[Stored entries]
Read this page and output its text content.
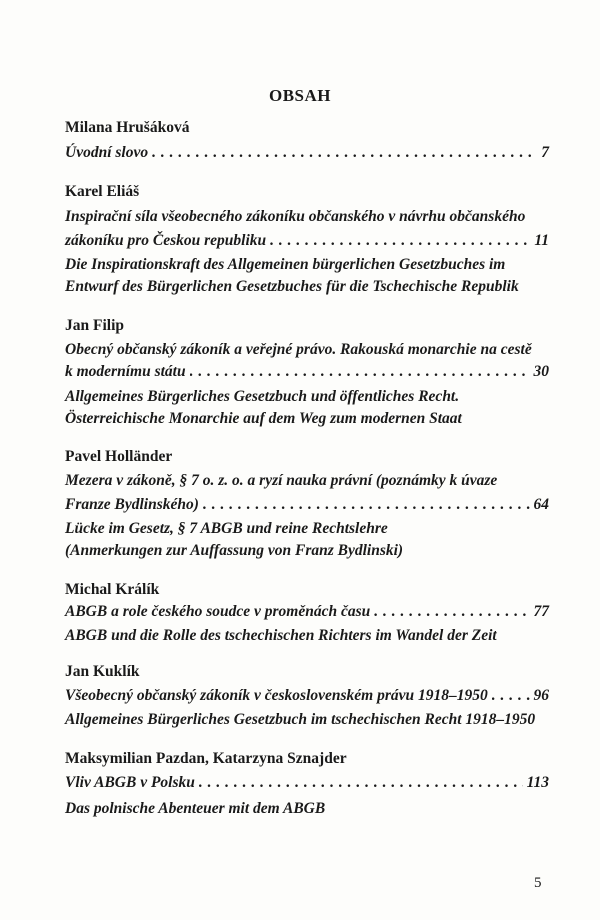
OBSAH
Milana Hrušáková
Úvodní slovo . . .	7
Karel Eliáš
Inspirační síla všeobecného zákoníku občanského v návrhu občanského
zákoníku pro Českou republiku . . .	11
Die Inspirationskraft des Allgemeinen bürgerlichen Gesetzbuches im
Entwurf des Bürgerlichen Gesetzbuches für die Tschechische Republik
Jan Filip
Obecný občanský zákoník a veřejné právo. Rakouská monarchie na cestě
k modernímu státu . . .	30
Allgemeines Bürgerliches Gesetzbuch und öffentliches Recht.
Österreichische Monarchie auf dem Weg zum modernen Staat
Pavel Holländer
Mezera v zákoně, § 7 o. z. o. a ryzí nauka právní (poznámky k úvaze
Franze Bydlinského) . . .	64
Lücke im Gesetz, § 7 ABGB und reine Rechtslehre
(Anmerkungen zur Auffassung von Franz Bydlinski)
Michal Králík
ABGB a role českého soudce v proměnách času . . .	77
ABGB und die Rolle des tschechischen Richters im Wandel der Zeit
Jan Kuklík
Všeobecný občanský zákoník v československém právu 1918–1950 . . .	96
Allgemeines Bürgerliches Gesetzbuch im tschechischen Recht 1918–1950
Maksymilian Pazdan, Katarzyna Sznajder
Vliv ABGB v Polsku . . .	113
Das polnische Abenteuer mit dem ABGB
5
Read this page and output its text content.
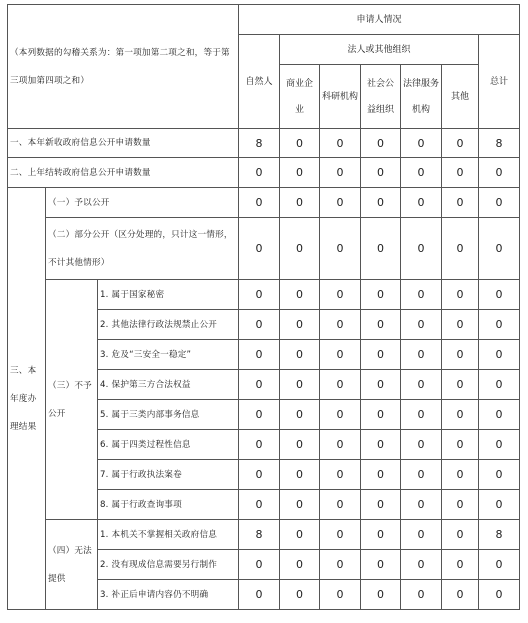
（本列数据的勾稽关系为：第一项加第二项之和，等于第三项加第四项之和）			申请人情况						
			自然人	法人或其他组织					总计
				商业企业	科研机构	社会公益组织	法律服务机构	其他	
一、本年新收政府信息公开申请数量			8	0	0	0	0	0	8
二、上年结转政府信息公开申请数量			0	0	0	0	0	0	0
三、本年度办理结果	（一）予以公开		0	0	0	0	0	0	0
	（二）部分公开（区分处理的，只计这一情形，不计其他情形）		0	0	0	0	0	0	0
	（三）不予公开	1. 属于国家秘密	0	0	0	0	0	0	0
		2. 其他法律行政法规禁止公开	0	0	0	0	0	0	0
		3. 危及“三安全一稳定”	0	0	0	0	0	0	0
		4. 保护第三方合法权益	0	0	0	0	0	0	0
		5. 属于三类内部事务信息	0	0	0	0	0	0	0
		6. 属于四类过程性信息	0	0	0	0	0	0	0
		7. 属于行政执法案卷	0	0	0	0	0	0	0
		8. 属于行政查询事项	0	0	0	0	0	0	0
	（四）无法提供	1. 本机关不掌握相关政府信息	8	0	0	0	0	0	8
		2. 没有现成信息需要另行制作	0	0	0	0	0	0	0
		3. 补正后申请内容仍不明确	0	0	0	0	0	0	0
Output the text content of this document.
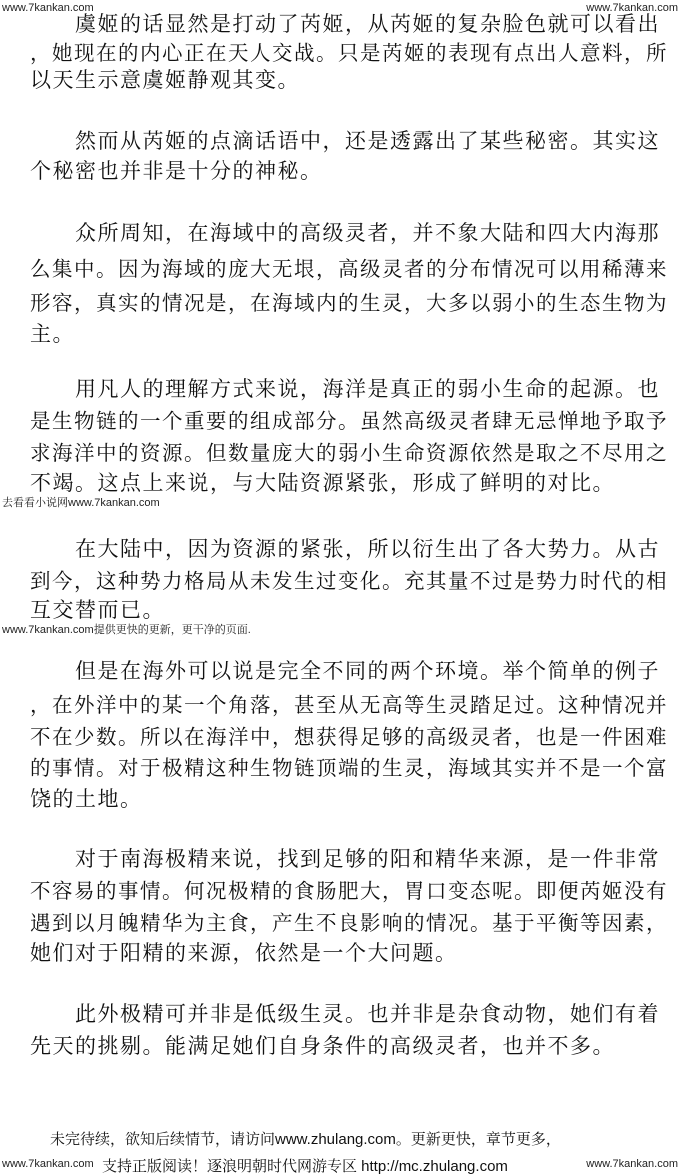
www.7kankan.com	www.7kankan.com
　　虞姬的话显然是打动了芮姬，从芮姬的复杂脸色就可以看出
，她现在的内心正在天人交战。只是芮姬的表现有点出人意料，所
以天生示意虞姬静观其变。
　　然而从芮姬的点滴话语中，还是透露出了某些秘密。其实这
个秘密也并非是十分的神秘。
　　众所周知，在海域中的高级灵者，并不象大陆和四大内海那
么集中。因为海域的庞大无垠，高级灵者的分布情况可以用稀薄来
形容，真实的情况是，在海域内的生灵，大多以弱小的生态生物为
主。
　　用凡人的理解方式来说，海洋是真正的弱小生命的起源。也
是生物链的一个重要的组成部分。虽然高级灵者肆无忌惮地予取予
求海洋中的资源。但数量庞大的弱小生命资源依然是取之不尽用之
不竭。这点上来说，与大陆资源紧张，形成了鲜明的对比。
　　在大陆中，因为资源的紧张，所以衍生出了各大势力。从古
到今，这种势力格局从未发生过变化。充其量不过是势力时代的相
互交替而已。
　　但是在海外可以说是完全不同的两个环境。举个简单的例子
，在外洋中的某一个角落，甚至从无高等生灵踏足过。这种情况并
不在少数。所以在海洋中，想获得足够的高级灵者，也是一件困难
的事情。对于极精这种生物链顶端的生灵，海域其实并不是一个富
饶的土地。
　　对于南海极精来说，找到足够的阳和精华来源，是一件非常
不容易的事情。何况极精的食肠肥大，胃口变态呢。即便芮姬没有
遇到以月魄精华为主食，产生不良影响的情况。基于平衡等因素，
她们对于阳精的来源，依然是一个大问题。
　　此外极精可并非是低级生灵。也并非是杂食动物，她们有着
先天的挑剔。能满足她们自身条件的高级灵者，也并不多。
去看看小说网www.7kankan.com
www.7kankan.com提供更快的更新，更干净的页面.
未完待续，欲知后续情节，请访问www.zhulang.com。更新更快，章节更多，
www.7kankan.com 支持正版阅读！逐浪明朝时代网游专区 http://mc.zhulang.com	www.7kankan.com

> [Exercise objective]:
Reproduce the listing word for word and omit its pictures.

> [Final result]:
Read this page and output its text content.
OBSAH
Milana Hrušáková
Úvodní slovo . . .	7
Karel Eliáš
Inspirační síla všeobecného zákoníku občanského v návrhu občanského
zákoníku pro Českou republiku . . .	11
Die Inspirationskraft des Allgemeinen bürgerlichen Gesetzbuches im
Entwurf des Bürgerlichen Gesetzbuches für die Tschechische Republik
Jan Filip
Obecný občanský zákoník a veřejné právo. Rakouská monarchie na cestě
k modernímu státu . . .	30
Allgemeines Bürgerliches Gesetzbuch und öffentliches Recht.
Österreichische Monarchie auf dem Weg zum modernen Staat
Pavel Holländer
Mezera v zákoně, § 7 o. z. o. a ryzí nauka právní (poznámky k úvaze
Franze Bydlinského) . . .	64
Lücke im Gesetz, § 7 ABGB und reine Rechtslehre
(Anmerkungen zur Auffassung von Franz Bydlinski)
Michal Králík
ABGB a role českého soudce v proměnách času . . .	77
ABGB und die Rolle des tschechischen Richters im Wandel der Zeit
Jan Kuklík
Všeobecný občanský zákoník v československém právu 1918–1950 . . .	96
Allgemeines Bürgerliches Gesetzbuch im tschechischen Recht 1918–1950
Maksymilian Pazdan, Katarzyna Sznajder
Vliv ABGB v Polsku . . .	113
Das polnische Abenteuer mit dem ABGB
5
Read this page and output its text content.
（本列数据的勾稽关系为：第一项加第二项之和，等于第三项加第四项之和）			申请人情况						
			自然人	法人或其他组织					总计
				商业企业	科研机构	社会公益组织	法律服务机构	其他	
一、本年新收政府信息公开申请数量			8	0	0	0	0	0	8
二、上年结转政府信息公开申请数量			0	0	0	0	0	0	0
三、本年度办理结果	（一）予以公开		0	0	0	0	0	0	0
	（二）部分公开（区分处理的，只计这一情形，不计其他情形）		0	0	0	0	0	0	0
	（三）不予公开	1. 属于国家秘密	0	0	0	0	0	0	0
		2. 其他法律行政法规禁止公开	0	0	0	0	0	0	0
		3. 危及“三安全一稳定”	0	0	0	0	0	0	0
		4. 保护第三方合法权益	0	0	0	0	0	0	0
		5. 属于三类内部事务信息	0	0	0	0	0	0	0
		6. 属于四类过程性信息	0	0	0	0	0	0	0
		7. 属于行政执法案卷	0	0	0	0	0	0	0
		8. 属于行政查询事项	0	0	0	0	0	0	0
	（四）无法提供	1. 本机关不掌握相关政府信息	8	0	0	0	0	0	8
		2. 没有现成信息需要另行制作	0	0	0	0	0	0	0
		3. 补正后申请内容仍不明确	0	0	0	0	0	0	0
Output the text content of this document.
www.7kankan.com	www.7kankan.com
　　虞姬的话显然是打动了芮姬，从芮姬的复杂脸色就可以看出
，她现在的内心正在天人交战。只是芮姬的表现有点出人意料，所
以天生示意虞姬静观其变。
　　然而从芮姬的点滴话语中，还是透露出了某些秘密。其实这
个秘密也并非是十分的神秘。
　　众所周知，在海域中的高级灵者，并不象大陆和四大内海那
么集中。因为海域的庞大无垠，高级灵者的分布情况可以用稀薄来
形容，真实的情况是，在海域内的生灵，大多以弱小的生态生物为
主。
　　用凡人的理解方式来说，海洋是真正的弱小生命的起源。也
是生物链的一个重要的组成部分。虽然高级灵者肆无忌惮地予取予
求海洋中的资源。但数量庞大的弱小生命资源依然是取之不尽用之
不竭。这点上来说，与大陆资源紧张，形成了鲜明的对比。
　　在大陆中，因为资源的紧张，所以衍生出了各大势力。从古
到今，这种势力格局从未发生过变化。充其量不过是势力时代的相
互交替而已。
　　但是在海外可以说是完全不同的两个环境。举个简单的例子
，在外洋中的某一个角落，甚至从无高等生灵踏足过。这种情况并
不在少数。所以在海洋中，想获得足够的高级灵者，也是一件困难
的事情。对于极精这种生物链顶端的生灵，海域其实并不是一个富
饶的土地。
　　对于南海极精来说，找到足够的阳和精华来源，是一件非常
不容易的事情。何况极精的食肠肥大，胃口变态呢。即便芮姬没有
遇到以月魄精华为主食，产生不良影响的情况。基于平衡等因素，
她们对于阳精的来源，依然是一个大问题。
　　此外极精可并非是低级生灵。也并非是杂食动物，她们有着
先天的挑剔。能满足她们自身条件的高级灵者，也并不多。
去看看小说网www.7kankan.com
www.7kankan.com提供更快的更新，更干净的页面.
未完待续，欲知后续情节，请访问www.zhulang.com。更新更快，章节更多，
www.7kankan.com 支持正版阅读！逐浪明朝时代网游专区 http://mc.zhulang.com	www.7kankan.com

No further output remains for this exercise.